=== WHAT THE EXERCISE ASKS ===
Identify all lines below that hold "image" and collect them.

=== PROVIDED MATERIAL ===
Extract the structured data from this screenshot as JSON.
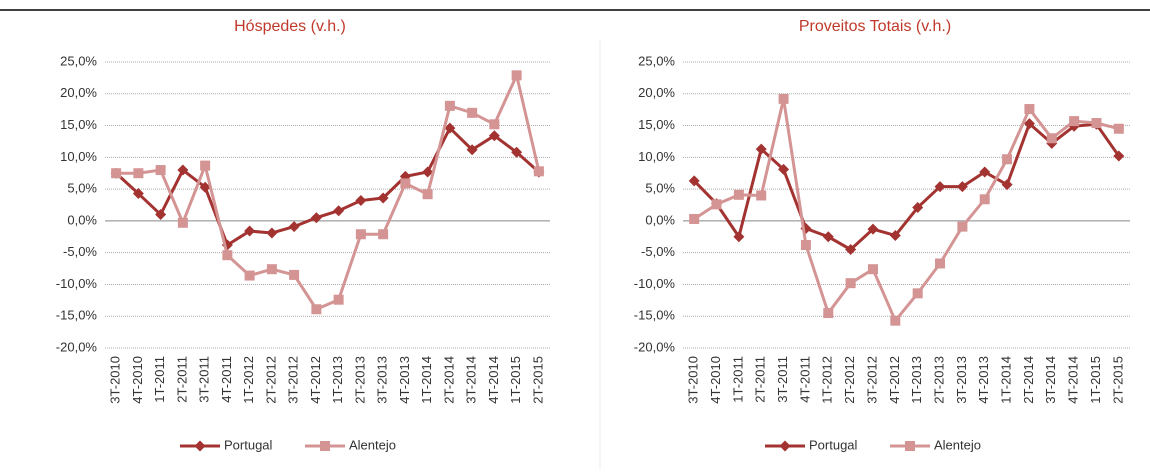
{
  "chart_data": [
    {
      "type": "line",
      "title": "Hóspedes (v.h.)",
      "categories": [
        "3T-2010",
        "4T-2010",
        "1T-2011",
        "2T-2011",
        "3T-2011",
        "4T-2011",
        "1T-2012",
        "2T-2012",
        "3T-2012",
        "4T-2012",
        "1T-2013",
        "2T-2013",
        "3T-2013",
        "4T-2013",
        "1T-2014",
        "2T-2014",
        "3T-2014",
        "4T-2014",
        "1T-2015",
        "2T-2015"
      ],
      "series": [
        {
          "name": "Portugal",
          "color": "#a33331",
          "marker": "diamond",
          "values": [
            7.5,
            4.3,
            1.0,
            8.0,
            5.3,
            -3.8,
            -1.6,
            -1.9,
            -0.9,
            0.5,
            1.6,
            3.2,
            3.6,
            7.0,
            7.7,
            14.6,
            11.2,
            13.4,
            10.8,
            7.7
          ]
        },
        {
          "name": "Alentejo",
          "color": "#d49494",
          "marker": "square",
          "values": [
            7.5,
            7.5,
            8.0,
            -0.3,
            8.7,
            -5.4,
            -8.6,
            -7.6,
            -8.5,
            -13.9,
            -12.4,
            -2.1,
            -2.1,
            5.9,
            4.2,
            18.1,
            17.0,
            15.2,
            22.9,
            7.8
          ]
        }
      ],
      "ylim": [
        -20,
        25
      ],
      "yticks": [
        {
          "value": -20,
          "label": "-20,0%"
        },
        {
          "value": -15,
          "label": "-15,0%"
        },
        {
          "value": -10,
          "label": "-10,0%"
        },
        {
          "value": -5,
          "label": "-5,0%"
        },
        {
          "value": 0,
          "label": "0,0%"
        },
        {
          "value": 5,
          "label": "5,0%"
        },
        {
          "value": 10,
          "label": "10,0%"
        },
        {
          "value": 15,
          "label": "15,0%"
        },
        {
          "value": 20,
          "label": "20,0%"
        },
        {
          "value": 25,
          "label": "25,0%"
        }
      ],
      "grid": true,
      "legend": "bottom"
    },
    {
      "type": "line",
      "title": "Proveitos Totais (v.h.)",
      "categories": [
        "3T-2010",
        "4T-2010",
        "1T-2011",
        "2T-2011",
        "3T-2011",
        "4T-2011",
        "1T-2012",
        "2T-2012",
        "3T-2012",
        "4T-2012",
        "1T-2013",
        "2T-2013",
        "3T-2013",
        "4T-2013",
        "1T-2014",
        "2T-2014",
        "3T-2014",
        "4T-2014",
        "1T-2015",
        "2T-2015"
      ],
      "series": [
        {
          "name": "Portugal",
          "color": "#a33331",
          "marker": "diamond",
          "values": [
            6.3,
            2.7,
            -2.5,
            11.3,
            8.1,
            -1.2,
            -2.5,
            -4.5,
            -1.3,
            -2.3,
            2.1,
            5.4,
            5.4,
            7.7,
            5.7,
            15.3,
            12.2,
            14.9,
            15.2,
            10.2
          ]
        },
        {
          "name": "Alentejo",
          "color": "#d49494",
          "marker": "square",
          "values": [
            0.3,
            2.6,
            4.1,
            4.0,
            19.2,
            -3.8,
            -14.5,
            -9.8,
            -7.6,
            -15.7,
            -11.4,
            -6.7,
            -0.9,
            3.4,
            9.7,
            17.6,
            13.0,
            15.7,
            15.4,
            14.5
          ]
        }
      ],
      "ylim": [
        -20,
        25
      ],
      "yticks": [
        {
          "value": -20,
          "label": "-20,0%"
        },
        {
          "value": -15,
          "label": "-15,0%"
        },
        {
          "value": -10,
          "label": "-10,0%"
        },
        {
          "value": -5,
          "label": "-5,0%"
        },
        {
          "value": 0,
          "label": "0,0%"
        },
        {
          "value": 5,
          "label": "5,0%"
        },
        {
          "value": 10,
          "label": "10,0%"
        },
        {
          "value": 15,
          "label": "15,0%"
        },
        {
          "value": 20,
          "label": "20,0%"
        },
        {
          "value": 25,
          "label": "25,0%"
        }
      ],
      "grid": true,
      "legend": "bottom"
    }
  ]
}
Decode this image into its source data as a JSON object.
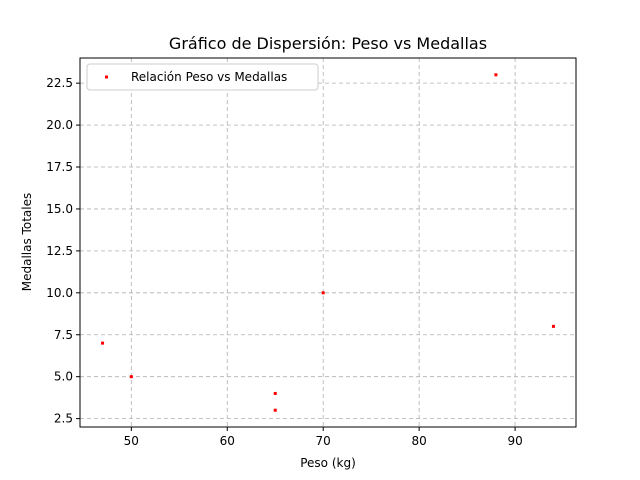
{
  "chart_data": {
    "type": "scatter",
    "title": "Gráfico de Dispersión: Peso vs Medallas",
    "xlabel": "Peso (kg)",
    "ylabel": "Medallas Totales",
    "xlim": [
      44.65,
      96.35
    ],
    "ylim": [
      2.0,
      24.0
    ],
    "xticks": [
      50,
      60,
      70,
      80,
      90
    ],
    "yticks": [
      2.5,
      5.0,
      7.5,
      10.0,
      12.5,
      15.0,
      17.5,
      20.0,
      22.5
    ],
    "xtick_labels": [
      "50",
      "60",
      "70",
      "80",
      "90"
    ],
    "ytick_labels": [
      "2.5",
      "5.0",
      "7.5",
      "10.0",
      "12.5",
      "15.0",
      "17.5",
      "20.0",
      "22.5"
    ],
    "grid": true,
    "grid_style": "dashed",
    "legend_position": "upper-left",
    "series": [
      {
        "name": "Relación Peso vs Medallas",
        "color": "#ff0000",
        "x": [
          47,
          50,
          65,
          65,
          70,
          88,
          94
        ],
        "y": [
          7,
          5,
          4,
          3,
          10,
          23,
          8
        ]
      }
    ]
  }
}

...

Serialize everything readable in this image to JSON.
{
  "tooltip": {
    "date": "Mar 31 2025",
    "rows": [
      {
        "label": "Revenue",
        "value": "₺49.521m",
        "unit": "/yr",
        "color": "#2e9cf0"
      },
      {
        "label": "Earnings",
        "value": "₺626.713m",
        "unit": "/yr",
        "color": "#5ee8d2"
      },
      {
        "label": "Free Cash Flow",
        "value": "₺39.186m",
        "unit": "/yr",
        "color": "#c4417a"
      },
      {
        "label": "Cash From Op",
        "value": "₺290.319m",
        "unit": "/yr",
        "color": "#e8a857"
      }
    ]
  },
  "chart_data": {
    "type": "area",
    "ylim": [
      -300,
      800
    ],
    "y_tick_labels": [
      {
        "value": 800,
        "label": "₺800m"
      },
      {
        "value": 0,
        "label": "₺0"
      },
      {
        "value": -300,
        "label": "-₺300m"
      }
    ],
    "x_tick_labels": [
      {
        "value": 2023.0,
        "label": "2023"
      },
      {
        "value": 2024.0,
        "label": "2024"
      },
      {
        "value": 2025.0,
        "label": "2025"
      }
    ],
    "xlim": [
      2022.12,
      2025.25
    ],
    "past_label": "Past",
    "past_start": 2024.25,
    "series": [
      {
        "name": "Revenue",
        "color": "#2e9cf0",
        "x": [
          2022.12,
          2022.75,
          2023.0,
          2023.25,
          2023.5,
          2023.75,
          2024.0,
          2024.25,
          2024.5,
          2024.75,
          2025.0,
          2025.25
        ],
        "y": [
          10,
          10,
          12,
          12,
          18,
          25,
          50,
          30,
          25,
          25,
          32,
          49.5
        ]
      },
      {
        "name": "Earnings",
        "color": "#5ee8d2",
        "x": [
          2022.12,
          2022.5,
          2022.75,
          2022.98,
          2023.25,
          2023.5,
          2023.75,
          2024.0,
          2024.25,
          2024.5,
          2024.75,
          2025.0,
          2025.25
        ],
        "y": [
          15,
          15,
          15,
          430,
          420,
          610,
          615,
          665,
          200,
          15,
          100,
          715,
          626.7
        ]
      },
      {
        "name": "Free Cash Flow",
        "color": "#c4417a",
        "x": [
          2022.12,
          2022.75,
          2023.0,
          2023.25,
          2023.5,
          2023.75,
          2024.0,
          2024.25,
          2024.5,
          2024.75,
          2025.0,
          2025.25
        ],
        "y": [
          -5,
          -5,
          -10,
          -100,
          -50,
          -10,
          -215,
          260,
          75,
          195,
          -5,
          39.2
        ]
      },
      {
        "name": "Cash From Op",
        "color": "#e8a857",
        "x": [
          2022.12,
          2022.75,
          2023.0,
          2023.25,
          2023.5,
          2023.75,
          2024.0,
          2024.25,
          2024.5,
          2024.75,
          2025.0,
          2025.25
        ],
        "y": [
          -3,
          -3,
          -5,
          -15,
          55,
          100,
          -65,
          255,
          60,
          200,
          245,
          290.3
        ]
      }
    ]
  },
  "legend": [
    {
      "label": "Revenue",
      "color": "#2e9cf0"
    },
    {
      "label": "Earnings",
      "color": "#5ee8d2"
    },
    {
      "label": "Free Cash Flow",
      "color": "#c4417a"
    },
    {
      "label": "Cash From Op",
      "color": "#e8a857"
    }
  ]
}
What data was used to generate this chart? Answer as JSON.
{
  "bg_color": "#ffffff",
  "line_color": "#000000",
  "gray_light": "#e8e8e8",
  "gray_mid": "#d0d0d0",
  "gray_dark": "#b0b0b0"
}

=== ANSWER TO THIS PROBLEM ===
Decode this image into its source data as a JSON object.
Serialize everything readable in this image to JSON.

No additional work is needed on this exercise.